[Data records]
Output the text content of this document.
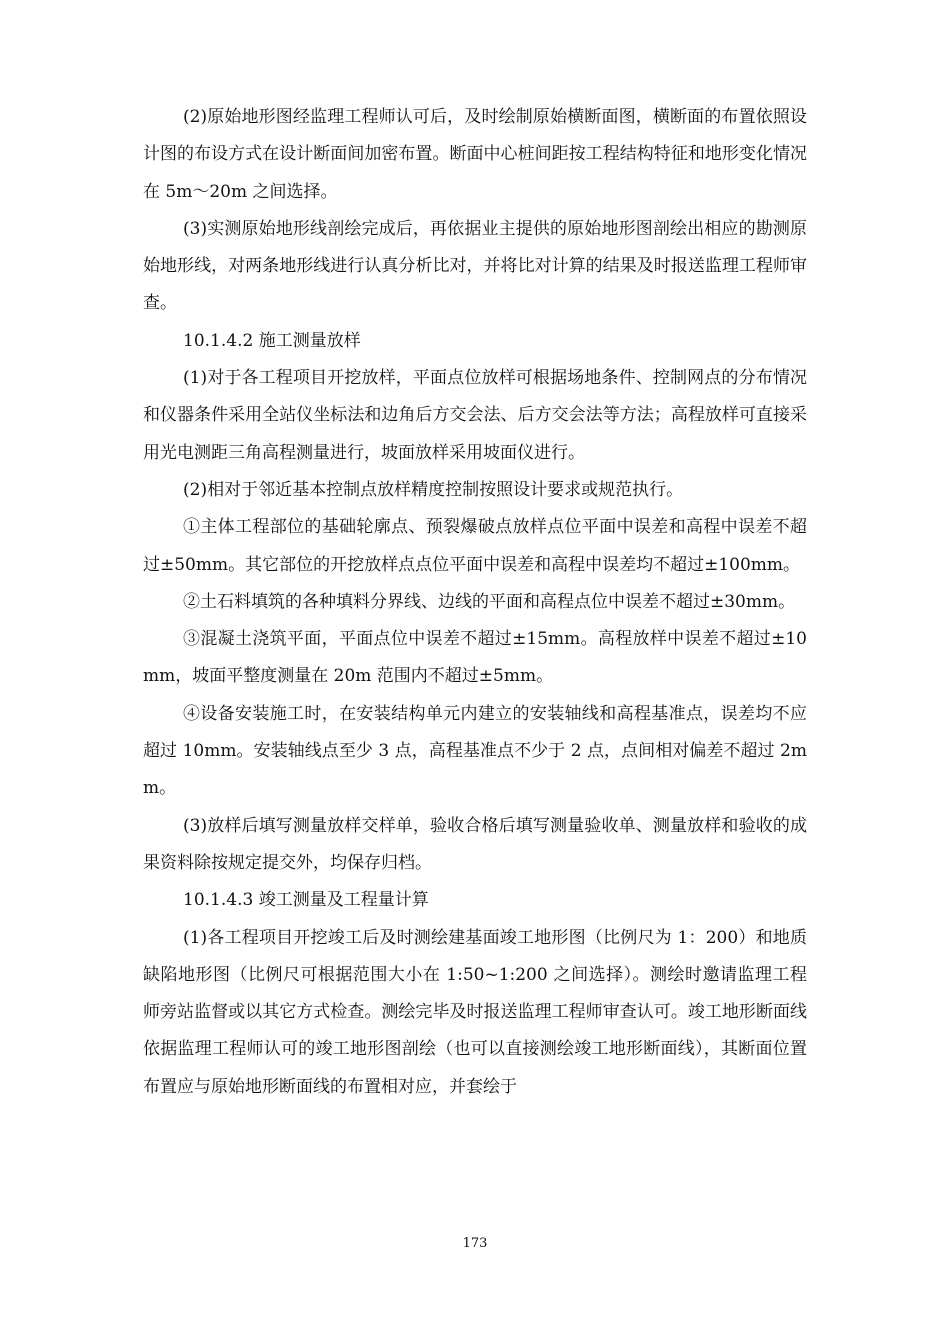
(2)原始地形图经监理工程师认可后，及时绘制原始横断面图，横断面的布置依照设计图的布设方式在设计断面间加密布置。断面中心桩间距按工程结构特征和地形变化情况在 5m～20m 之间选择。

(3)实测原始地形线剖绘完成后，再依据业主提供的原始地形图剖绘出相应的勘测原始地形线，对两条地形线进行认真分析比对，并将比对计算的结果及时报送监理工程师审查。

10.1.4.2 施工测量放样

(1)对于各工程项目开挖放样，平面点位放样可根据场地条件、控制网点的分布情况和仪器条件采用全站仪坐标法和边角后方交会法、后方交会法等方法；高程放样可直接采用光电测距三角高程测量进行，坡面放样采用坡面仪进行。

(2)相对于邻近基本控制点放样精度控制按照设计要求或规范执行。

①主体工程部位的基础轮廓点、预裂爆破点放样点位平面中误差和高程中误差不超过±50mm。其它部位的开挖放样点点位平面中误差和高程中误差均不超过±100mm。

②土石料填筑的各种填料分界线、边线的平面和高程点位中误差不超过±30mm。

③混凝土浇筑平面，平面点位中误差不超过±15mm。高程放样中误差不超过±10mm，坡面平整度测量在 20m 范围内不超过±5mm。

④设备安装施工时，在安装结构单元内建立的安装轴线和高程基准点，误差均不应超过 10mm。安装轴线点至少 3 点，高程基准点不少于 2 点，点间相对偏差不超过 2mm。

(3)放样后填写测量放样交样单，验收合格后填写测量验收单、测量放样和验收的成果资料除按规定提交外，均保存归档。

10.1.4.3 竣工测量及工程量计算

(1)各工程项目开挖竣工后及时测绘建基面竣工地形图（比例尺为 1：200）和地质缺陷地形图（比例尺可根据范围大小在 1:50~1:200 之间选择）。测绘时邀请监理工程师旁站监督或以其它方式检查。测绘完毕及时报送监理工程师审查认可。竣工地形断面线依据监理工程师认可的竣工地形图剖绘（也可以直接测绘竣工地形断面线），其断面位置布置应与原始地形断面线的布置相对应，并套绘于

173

● Work instructions: Pick each line holding the word "之间选择" out of the data and copy it.

● Response below:
(2)原始地形图经监理工程师认可后，及时绘制原始横断面图，横断面的布置依照设计图的布设方式在设计断面间加密布置。断面中心桩间距按工程结构特征和地形变化情况在 5m～20m 之间选择。
(1)各工程项目开挖竣工后及时测绘建基面竣工地形图（比例尺为 1：200）和地质缺陷地形图（比例尺可根据范围大小在 1:50~1:200 之间选择）。测绘时邀请监理工程师旁站监督或以其它方式检查。测绘完毕及时报送监理工程师审查认可。竣工地形断面线依据监理工程师认可的竣工地形图剖绘（也可以直接测绘竣工地形断面线），其断面位置布置应与原始地形断面线的布置相对应，并套绘于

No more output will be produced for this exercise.